**TO DO:**
Output every record below exactly as it appears.

**DATA LISTING:**
========
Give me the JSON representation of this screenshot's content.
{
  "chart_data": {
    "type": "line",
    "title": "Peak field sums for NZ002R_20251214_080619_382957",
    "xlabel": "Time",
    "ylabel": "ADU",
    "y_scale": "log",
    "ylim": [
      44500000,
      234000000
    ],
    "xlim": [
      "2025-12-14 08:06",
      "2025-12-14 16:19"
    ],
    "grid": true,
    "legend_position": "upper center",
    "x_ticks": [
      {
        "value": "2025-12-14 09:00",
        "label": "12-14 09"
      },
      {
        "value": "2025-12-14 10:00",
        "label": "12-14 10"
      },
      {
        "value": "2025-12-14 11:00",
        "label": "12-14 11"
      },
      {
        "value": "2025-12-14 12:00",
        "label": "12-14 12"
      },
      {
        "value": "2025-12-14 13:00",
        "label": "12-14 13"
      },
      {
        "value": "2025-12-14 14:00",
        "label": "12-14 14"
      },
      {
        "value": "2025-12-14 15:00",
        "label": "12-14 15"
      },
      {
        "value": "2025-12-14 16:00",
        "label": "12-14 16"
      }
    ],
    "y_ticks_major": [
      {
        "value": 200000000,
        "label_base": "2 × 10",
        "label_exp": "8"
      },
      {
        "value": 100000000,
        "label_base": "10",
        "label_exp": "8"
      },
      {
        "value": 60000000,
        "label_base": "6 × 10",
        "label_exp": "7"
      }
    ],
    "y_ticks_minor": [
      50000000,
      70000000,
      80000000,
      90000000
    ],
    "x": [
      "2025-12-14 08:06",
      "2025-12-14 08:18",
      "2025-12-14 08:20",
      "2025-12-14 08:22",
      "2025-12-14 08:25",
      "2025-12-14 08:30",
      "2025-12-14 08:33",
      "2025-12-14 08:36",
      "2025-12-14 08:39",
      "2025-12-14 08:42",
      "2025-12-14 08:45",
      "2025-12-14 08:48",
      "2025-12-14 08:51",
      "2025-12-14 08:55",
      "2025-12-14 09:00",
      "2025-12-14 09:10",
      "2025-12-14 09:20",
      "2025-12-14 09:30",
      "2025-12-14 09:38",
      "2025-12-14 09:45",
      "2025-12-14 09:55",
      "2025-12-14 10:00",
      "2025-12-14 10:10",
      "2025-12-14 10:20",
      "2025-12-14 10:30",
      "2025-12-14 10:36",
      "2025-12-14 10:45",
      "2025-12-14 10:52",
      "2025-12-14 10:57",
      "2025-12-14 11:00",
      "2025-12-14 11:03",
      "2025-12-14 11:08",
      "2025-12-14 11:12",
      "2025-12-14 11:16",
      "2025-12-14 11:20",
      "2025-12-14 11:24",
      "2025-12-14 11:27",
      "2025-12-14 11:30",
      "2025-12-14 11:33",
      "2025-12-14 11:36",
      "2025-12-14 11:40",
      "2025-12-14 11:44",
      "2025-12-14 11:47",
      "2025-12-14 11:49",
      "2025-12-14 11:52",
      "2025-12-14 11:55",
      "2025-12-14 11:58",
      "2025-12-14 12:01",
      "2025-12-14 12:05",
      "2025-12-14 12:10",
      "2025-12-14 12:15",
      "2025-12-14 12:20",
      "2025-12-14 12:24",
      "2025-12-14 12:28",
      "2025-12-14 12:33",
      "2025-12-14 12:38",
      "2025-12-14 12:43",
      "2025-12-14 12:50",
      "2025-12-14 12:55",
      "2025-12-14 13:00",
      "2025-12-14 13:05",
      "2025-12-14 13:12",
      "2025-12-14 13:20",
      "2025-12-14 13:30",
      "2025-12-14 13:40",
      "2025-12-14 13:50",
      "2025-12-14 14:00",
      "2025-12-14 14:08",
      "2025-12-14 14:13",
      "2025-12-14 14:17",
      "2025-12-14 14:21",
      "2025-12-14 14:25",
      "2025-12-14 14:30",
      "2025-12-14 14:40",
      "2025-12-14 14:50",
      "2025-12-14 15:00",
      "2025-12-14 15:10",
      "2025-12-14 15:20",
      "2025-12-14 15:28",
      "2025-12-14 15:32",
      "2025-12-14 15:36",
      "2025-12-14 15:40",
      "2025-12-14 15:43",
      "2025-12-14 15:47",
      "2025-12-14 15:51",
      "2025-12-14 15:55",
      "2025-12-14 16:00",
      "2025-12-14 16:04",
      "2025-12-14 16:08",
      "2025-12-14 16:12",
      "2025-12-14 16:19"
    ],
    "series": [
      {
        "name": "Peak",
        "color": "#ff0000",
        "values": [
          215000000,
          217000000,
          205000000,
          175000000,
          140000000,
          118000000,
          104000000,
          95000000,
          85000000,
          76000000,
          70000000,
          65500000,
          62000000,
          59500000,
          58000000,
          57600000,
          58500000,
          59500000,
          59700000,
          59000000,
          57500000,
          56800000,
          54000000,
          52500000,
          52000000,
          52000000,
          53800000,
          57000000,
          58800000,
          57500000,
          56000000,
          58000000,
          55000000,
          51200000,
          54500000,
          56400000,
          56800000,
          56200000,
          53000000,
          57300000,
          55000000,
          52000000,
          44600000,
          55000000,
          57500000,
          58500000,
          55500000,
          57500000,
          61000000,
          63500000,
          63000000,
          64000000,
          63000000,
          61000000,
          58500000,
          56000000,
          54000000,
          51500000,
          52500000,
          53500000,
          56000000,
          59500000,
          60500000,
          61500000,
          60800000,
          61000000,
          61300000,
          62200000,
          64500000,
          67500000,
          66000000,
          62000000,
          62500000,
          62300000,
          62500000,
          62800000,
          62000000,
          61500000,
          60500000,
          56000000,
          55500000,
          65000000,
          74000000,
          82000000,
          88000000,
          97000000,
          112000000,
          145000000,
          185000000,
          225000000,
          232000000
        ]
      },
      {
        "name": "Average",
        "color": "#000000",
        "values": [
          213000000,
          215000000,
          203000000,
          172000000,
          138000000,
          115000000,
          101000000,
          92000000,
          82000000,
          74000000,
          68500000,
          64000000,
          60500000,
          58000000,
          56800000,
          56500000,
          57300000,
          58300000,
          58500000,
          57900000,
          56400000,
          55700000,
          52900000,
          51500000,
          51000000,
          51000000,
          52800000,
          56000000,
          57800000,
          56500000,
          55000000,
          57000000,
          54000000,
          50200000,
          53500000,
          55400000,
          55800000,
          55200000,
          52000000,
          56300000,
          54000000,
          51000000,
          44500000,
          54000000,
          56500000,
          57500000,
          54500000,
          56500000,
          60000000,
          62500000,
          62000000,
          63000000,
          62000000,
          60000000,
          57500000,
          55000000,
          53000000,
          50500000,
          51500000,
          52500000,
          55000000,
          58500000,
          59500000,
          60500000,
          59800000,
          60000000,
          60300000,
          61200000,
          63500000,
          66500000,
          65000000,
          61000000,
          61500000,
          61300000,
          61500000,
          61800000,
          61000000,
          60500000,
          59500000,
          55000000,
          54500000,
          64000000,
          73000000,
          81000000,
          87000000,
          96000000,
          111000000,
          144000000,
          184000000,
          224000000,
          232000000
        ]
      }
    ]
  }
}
========
**WRITTEN ANSWER:**
Give me the JSON representation of this screenshot's content.
{
  "chart_data": {
    "type": "line",
    "title": "Peak field sums for NZ002R_20251214_080619_382957",
    "xlabel": "Time",
    "ylabel": "ADU",
    "y_scale": "log",
    "ylim": [
      44500000,
      234000000
    ],
    "xlim": [
      "2025-12-14 08:06",
      "2025-12-14 16:19"
    ],
    "grid": true,
    "legend_position": "upper center",
    "x_ticks": [
      {
        "value": "2025-12-14 09:00",
        "label": "12-14 09"
      },
      {
        "value": "2025-12-14 10:00",
        "label": "12-14 10"
      },
      {
        "value": "2025-12-14 11:00",
        "label": "12-14 11"
      },
      {
        "value": "2025-12-14 12:00",
        "label": "12-14 12"
      },
      {
        "value": "2025-12-14 13:00",
        "label": "12-14 13"
      },
      {
        "value": "2025-12-14 14:00",
        "label": "12-14 14"
      },
      {
        "value": "2025-12-14 15:00",
        "label": "12-14 15"
      },
      {
        "value": "2025-12-14 16:00",
        "label": "12-14 16"
      }
    ],
    "y_ticks_major": [
      {
        "value": 200000000,
        "label_base": "2 × 10",
        "label_exp": "8"
      },
      {
        "value": 100000000,
        "label_base": "10",
        "label_exp": "8"
      },
      {
        "value": 60000000,
        "label_base": "6 × 10",
        "label_exp": "7"
      }
    ],
    "y_ticks_minor": [
      50000000,
      70000000,
      80000000,
      90000000
    ],
    "x": [
      "2025-12-14 08:06",
      "2025-12-14 08:18",
      "2025-12-14 08:20",
      "2025-12-14 08:22",
      "2025-12-14 08:25",
      "2025-12-14 08:30",
      "2025-12-14 08:33",
      "2025-12-14 08:36",
      "2025-12-14 08:39",
      "2025-12-14 08:42",
      "2025-12-14 08:45",
      "2025-12-14 08:48",
      "2025-12-14 08:51",
      "2025-12-14 08:55",
      "2025-12-14 09:00",
      "2025-12-14 09:10",
      "2025-12-14 09:20",
      "2025-12-14 09:30",
      "2025-12-14 09:38",
      "2025-12-14 09:45",
      "2025-12-14 09:55",
      "2025-12-14 10:00",
      "2025-12-14 10:10",
      "2025-12-14 10:20",
      "2025-12-14 10:30",
      "2025-12-14 10:36",
      "2025-12-14 10:45",
      "2025-12-14 10:52",
      "2025-12-14 10:57",
      "2025-12-14 11:00",
      "2025-12-14 11:03",
      "2025-12-14 11:08",
      "2025-12-14 11:12",
      "2025-12-14 11:16",
      "2025-12-14 11:20",
      "2025-12-14 11:24",
      "2025-12-14 11:27",
      "2025-12-14 11:30",
      "2025-12-14 11:33",
      "2025-12-14 11:36",
      "2025-12-14 11:40",
      "2025-12-14 11:44",
      "2025-12-14 11:47",
      "2025-12-14 11:49",
      "2025-12-14 11:52",
      "2025-12-14 11:55",
      "2025-12-14 11:58",
      "2025-12-14 12:01",
      "2025-12-14 12:05",
      "2025-12-14 12:10",
      "2025-12-14 12:15",
      "2025-12-14 12:20",
      "2025-12-14 12:24",
      "2025-12-14 12:28",
      "2025-12-14 12:33",
      "2025-12-14 12:38",
      "2025-12-14 12:43",
      "2025-12-14 12:50",
      "2025-12-14 12:55",
      "2025-12-14 13:00",
      "2025-12-14 13:05",
      "2025-12-14 13:12",
      "2025-12-14 13:20",
      "2025-12-14 13:30",
      "2025-12-14 13:40",
      "2025-12-14 13:50",
      "2025-12-14 14:00",
      "2025-12-14 14:08",
      "2025-12-14 14:13",
      "2025-12-14 14:17",
      "2025-12-14 14:21",
      "2025-12-14 14:25",
      "2025-12-14 14:30",
      "2025-12-14 14:40",
      "2025-12-14 14:50",
      "2025-12-14 15:00",
      "2025-12-14 15:10",
      "2025-12-14 15:20",
      "2025-12-14 15:28",
      "2025-12-14 15:32",
      "2025-12-14 15:36",
      "2025-12-14 15:40",
      "2025-12-14 15:43",
      "2025-12-14 15:47",
      "2025-12-14 15:51",
      "2025-12-14 15:55",
      "2025-12-14 16:00",
      "2025-12-14 16:04",
      "2025-12-14 16:08",
      "2025-12-14 16:12",
      "2025-12-14 16:19"
    ],
    "series": [
      {
        "name": "Peak",
        "color": "#ff0000",
        "values": [
          215000000,
          217000000,
          205000000,
          175000000,
          140000000,
          118000000,
          104000000,
          95000000,
          85000000,
          76000000,
          70000000,
          65500000,
          62000000,
          59500000,
          58000000,
          57600000,
          58500000,
          59500000,
          59700000,
          59000000,
          57500000,
          56800000,
          54000000,
          52500000,
          52000000,
          52000000,
          53800000,
          57000000,
          58800000,
          57500000,
          56000000,
          58000000,
          55000000,
          51200000,
          54500000,
          56400000,
          56800000,
          56200000,
          53000000,
          57300000,
          55000000,
          52000000,
          44600000,
          55000000,
          57500000,
          58500000,
          55500000,
          57500000,
          61000000,
          63500000,
          63000000,
          64000000,
          63000000,
          61000000,
          58500000,
          56000000,
          54000000,
          51500000,
          52500000,
          53500000,
          56000000,
          59500000,
          60500000,
          61500000,
          60800000,
          61000000,
          61300000,
          62200000,
          64500000,
          67500000,
          66000000,
          62000000,
          62500000,
          62300000,
          62500000,
          62800000,
          62000000,
          61500000,
          60500000,
          56000000,
          55500000,
          65000000,
          74000000,
          82000000,
          88000000,
          97000000,
          112000000,
          145000000,
          185000000,
          225000000,
          232000000
        ]
      },
      {
        "name": "Average",
        "color": "#000000",
        "values": [
          213000000,
          215000000,
          203000000,
          172000000,
          138000000,
          115000000,
          101000000,
          92000000,
          82000000,
          74000000,
          68500000,
          64000000,
          60500000,
          58000000,
          56800000,
          56500000,
          57300000,
          58300000,
          58500000,
          57900000,
          56400000,
          55700000,
          52900000,
          51500000,
          51000000,
          51000000,
          52800000,
          56000000,
          57800000,
          56500000,
          55000000,
          57000000,
          54000000,
          50200000,
          53500000,
          55400000,
          55800000,
          55200000,
          52000000,
          56300000,
          54000000,
          51000000,
          44500000,
          54000000,
          56500000,
          57500000,
          54500000,
          56500000,
          60000000,
          62500000,
          62000000,
          63000000,
          62000000,
          60000000,
          57500000,
          55000000,
          53000000,
          50500000,
          51500000,
          52500000,
          55000000,
          58500000,
          59500000,
          60500000,
          59800000,
          60000000,
          60300000,
          61200000,
          63500000,
          66500000,
          65000000,
          61000000,
          61500000,
          61300000,
          61500000,
          61800000,
          61000000,
          60500000,
          59500000,
          55000000,
          54500000,
          64000000,
          73000000,
          81000000,
          87000000,
          96000000,
          111000000,
          144000000,
          184000000,
          224000000,
          232000000
        ]
      }
    ]
  }
}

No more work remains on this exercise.